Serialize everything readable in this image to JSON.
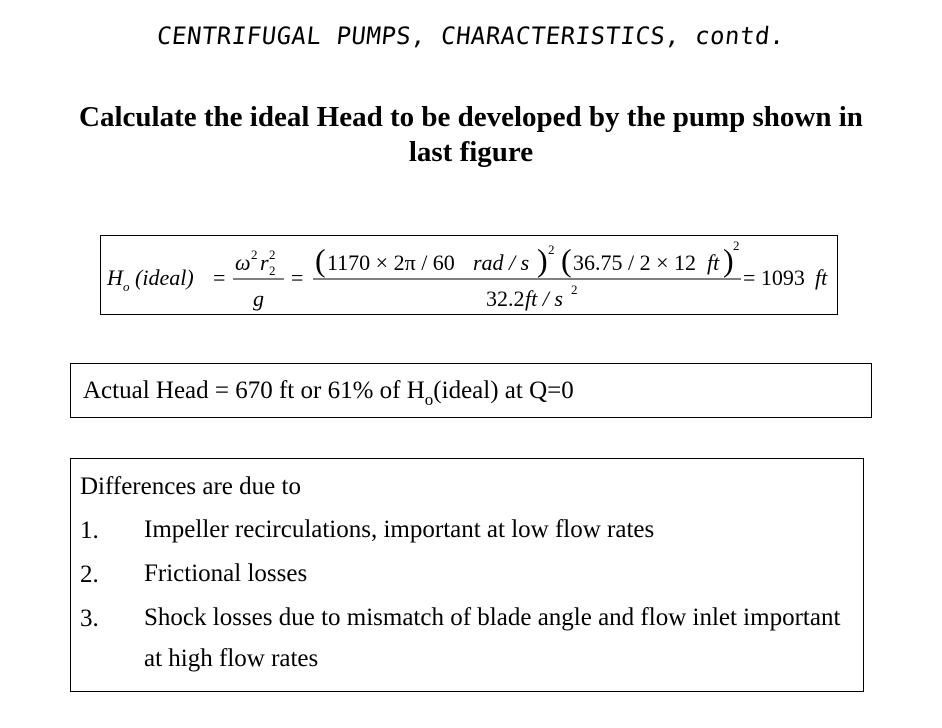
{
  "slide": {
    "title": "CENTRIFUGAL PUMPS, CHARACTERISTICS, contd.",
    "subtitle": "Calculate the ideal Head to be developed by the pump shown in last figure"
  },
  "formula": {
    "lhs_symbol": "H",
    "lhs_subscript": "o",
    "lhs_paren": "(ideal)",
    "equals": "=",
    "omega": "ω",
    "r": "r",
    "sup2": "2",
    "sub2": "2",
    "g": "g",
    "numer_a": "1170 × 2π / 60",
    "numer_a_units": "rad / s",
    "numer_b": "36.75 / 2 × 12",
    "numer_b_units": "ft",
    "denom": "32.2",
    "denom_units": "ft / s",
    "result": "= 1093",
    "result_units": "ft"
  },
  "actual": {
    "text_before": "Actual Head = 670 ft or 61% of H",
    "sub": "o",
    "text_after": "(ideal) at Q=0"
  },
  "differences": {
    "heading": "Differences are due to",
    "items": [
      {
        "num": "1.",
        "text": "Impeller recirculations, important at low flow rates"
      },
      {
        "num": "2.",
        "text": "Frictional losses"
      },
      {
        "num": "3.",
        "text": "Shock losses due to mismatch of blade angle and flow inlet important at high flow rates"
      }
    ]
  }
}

——————————

Work to complete
Pull out all lines from the listing that contain the string "losses".

Problem solution
        "text": "Frictional losses"
        "text": "Shock losses due to mismatch of blade angle and flow inlet important at high flow rates"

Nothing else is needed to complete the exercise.